→ **DIRECTION**: Output every entry exactly, from the first line to the last.

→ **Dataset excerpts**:
***

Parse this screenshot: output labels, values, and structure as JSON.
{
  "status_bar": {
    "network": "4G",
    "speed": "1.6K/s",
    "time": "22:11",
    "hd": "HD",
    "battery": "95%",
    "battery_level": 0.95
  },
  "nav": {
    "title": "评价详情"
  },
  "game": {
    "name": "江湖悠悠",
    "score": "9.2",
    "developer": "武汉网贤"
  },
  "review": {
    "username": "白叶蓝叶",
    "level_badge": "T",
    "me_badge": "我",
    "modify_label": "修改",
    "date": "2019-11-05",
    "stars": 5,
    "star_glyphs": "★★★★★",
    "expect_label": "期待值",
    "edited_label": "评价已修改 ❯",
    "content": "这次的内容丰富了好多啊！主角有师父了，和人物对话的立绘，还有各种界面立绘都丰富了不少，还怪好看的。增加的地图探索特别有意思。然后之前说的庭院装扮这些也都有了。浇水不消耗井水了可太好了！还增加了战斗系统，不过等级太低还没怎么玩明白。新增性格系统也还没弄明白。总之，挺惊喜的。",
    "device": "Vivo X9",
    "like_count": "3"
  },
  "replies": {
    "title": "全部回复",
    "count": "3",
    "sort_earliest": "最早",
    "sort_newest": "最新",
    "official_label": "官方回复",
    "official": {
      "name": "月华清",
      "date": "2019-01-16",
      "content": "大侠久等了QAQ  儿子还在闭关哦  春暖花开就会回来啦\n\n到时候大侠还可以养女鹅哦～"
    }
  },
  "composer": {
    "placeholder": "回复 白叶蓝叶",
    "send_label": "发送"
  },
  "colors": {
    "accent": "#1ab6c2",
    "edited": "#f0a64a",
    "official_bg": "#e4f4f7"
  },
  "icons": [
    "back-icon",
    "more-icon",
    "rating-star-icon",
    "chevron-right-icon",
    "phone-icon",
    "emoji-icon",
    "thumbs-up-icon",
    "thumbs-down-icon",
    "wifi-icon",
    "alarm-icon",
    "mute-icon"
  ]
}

***

→ **FULL OUTPUT**:
Parse this screenshot: output labels, values, and structure as JSON.
{
  "status_bar": {
    "network": "4G",
    "speed": "1.6K/s",
    "time": "22:11",
    "hd": "HD",
    "battery": "95%",
    "battery_level": 0.95
  },
  "nav": {
    "title": "评价详情"
  },
  "game": {
    "name": "江湖悠悠",
    "score": "9.2",
    "developer": "武汉网贤"
  },
  "review": {
    "username": "白叶蓝叶",
    "level_badge": "T",
    "me_badge": "我",
    "modify_label": "修改",
    "date": "2019-11-05",
    "stars": 5,
    "star_glyphs": "★★★★★",
    "expect_label": "期待值",
    "edited_label": "评价已修改 ❯",
    "content": "这次的内容丰富了好多啊！主角有师父了，和人物对话的立绘，还有各种界面立绘都丰富了不少，还怪好看的。增加的地图探索特别有意思。然后之前说的庭院装扮这些也都有了。浇水不消耗井水了可太好了！还增加了战斗系统，不过等级太低还没怎么玩明白。新增性格系统也还没弄明白。总之，挺惊喜的。",
    "device": "Vivo X9",
    "like_count": "3"
  },
  "replies": {
    "title": "全部回复",
    "count": "3",
    "sort_earliest": "最早",
    "sort_newest": "最新",
    "official_label": "官方回复",
    "official": {
      "name": "月华清",
      "date": "2019-01-16",
      "content": "大侠久等了QAQ  儿子还在闭关哦  春暖花开就会回来啦\n\n到时候大侠还可以养女鹅哦～"
    }
  },
  "composer": {
    "placeholder": "回复 白叶蓝叶",
    "send_label": "发送"
  },
  "colors": {
    "accent": "#1ab6c2",
    "edited": "#f0a64a",
    "official_bg": "#e4f4f7"
  },
  "icons": [
    "back-icon",
    "more-icon",
    "rating-star-icon",
    "chevron-right-icon",
    "phone-icon",
    "emoji-icon",
    "thumbs-up-icon",
    "thumbs-down-icon",
    "wifi-icon",
    "alarm-icon",
    "mute-icon"
  ]
}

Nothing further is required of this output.